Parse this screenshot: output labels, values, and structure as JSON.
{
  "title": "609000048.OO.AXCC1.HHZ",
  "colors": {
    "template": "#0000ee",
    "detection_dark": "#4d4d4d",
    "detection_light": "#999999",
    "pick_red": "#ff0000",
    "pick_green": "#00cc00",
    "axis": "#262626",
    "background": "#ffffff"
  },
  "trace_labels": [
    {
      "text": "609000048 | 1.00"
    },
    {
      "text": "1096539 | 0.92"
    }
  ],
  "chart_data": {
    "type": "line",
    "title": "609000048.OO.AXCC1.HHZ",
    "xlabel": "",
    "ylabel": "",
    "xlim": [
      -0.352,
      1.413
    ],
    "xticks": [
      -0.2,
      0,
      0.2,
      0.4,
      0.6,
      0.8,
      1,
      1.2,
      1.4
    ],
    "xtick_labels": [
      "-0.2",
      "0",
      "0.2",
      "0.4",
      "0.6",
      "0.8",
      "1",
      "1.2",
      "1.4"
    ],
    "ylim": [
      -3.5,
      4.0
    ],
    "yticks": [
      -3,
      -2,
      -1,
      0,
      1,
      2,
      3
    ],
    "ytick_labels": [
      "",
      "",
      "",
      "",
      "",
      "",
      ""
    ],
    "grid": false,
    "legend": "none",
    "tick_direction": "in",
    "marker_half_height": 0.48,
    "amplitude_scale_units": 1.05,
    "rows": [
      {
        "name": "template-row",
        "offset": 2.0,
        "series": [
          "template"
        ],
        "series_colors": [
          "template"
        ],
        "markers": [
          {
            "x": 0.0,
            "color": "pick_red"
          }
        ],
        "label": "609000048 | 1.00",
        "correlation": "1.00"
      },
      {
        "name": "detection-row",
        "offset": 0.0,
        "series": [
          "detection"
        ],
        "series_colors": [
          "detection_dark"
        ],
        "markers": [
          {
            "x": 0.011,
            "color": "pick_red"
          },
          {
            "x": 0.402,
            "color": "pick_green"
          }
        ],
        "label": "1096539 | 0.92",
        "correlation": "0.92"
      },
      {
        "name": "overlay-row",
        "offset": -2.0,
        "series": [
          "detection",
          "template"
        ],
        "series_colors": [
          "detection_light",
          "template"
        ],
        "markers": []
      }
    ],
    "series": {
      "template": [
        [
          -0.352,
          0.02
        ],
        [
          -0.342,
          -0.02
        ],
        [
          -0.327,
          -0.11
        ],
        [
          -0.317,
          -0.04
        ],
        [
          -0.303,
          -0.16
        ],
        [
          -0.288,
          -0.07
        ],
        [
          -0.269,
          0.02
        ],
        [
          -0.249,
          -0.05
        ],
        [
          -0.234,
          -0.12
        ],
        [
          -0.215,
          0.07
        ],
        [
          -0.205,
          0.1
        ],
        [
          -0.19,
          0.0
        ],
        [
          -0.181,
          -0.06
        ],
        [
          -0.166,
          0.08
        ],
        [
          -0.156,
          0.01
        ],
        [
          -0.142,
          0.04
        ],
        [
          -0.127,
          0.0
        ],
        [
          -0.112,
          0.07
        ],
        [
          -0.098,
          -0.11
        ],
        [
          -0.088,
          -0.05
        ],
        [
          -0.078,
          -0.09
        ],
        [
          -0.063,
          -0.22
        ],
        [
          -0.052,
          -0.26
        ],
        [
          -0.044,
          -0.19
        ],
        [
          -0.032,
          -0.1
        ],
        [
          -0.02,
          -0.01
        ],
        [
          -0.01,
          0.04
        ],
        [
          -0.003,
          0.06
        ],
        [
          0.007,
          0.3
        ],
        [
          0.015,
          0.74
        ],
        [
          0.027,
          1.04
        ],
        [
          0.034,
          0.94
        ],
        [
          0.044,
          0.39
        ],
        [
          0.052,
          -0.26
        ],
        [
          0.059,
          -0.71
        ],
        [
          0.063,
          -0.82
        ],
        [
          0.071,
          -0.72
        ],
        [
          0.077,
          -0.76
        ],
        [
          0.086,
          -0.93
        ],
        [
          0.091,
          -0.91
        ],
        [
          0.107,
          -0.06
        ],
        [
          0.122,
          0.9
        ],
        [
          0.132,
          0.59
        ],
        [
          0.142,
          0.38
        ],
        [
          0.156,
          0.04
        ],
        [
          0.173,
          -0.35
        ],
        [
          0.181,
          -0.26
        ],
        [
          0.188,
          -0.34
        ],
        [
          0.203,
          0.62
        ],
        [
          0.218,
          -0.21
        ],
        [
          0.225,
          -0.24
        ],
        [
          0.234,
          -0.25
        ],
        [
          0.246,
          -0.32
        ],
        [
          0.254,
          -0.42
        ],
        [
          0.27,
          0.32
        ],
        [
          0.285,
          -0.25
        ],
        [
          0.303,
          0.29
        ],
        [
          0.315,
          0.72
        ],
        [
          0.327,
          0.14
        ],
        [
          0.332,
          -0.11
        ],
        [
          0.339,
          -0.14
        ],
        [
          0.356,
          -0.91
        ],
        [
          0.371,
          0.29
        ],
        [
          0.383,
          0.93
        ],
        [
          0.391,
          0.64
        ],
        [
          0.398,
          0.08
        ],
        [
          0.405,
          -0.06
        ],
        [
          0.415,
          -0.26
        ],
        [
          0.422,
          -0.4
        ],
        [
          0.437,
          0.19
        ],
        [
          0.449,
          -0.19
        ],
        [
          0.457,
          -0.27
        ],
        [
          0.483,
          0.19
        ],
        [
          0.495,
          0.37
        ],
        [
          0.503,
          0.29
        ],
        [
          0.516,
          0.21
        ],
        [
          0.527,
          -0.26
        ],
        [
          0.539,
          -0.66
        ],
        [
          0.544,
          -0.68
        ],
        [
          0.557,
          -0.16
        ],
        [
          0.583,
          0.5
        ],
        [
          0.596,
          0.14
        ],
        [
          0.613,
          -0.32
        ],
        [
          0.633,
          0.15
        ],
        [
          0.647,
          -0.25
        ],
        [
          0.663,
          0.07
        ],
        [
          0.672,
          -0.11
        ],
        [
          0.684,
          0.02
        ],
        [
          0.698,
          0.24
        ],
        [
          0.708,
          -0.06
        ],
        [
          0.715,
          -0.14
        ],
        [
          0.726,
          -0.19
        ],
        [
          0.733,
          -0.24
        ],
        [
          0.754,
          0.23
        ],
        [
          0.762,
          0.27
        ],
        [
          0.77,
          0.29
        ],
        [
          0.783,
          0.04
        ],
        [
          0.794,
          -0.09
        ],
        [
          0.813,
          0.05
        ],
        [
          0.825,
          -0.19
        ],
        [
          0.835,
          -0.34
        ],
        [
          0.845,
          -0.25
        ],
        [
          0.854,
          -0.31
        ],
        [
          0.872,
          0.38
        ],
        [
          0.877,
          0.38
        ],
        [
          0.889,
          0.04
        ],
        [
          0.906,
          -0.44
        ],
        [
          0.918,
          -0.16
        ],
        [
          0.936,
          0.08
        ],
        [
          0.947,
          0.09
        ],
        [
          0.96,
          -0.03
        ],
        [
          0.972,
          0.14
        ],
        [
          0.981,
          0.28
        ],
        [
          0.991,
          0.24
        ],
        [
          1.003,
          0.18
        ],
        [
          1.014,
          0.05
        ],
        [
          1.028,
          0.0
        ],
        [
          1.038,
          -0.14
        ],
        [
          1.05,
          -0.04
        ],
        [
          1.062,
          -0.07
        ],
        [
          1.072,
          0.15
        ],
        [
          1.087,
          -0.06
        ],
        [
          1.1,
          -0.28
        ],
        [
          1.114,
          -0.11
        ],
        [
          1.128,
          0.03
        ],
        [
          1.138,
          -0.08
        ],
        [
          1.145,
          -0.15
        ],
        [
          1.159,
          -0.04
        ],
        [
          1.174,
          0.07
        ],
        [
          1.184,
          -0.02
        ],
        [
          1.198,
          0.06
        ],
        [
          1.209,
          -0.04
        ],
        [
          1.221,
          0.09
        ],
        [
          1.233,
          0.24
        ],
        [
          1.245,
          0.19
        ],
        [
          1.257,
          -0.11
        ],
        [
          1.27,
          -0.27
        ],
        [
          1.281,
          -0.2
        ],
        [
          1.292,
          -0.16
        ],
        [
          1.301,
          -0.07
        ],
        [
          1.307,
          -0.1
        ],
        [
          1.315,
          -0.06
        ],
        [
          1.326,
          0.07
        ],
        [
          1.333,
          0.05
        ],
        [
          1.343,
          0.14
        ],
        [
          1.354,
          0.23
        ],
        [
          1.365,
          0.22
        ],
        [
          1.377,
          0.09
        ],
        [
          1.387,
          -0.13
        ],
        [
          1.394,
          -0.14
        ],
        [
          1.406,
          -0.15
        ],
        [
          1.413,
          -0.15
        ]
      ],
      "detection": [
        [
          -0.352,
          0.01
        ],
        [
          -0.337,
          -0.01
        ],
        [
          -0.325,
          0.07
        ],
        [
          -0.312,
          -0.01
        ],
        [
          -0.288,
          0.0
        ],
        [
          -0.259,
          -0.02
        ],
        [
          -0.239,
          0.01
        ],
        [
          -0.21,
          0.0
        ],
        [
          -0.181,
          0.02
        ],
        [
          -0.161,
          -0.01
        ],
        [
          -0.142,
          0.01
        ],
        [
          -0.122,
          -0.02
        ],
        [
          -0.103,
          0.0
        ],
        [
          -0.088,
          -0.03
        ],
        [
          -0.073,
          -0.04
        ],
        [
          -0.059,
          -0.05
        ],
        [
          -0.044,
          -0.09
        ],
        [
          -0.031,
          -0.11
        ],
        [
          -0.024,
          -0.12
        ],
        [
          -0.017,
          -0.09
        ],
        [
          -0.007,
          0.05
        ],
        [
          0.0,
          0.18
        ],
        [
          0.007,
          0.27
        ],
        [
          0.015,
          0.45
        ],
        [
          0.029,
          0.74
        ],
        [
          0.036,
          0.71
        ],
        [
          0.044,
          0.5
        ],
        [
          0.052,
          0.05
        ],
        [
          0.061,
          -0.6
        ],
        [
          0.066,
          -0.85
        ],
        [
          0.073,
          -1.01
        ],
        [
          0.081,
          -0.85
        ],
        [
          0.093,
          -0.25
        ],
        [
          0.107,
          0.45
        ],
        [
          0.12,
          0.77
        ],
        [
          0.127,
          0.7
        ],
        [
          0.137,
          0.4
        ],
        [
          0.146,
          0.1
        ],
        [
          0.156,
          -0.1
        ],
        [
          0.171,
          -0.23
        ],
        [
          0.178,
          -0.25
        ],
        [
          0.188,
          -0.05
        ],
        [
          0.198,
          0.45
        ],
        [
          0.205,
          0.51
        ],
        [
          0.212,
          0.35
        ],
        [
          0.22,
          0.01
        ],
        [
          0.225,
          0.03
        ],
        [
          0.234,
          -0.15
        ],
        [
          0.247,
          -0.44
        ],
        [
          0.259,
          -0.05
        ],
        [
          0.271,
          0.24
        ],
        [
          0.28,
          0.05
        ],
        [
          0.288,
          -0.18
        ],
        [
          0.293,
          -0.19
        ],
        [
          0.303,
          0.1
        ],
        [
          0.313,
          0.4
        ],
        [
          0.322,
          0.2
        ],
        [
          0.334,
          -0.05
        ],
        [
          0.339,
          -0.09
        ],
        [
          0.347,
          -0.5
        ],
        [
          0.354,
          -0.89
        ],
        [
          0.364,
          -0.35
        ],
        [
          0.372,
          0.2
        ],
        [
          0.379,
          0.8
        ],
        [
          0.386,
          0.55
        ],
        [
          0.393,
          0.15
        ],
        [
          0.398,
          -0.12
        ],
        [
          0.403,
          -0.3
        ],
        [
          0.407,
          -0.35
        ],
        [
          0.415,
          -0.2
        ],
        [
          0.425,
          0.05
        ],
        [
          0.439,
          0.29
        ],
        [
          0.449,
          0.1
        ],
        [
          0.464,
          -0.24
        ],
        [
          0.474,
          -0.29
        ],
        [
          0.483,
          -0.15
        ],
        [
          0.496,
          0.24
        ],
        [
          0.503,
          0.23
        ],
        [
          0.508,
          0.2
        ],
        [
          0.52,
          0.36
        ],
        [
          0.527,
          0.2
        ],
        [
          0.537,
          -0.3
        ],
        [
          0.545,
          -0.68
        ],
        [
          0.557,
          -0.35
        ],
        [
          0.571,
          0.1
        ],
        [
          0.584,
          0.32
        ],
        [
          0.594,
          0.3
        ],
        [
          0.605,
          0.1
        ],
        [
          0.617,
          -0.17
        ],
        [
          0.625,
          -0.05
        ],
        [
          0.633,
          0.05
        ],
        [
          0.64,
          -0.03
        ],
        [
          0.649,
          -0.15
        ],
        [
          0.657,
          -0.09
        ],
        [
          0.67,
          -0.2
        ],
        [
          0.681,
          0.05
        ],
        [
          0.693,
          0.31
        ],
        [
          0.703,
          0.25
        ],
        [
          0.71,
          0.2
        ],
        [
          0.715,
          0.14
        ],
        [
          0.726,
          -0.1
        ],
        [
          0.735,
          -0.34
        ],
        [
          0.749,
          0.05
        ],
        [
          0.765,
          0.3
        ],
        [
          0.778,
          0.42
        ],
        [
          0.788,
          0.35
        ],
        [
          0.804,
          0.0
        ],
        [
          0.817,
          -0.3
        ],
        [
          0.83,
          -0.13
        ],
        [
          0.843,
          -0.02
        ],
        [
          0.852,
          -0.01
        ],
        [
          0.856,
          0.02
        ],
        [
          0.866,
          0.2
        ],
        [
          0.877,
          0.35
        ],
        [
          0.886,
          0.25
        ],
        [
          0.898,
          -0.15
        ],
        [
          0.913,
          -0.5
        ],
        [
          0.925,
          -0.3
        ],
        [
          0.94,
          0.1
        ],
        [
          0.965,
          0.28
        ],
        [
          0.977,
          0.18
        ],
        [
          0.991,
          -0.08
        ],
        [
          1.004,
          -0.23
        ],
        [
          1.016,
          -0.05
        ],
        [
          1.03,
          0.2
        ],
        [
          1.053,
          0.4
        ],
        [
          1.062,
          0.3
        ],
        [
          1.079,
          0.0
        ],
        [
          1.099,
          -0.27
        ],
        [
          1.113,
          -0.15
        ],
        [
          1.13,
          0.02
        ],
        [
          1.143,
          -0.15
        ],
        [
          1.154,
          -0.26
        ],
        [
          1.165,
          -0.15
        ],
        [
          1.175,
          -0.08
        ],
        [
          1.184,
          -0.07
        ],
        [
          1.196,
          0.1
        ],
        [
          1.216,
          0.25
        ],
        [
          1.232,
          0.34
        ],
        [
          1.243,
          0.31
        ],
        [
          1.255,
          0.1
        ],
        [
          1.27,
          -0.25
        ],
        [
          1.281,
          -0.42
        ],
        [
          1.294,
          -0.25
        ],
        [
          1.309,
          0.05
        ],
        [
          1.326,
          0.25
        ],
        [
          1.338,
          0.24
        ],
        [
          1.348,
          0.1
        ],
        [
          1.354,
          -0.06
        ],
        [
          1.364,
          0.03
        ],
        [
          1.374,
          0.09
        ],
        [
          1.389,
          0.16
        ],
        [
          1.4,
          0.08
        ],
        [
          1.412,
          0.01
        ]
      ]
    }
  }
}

============================================================

§ **TASK**: Copy each line of the records that contains the word "title".

§ **EXERCISE RESULT**:
  "title": "609000048.OO.AXCC1.HHZ",
    "title": "609000048.OO.AXCC1.HHZ",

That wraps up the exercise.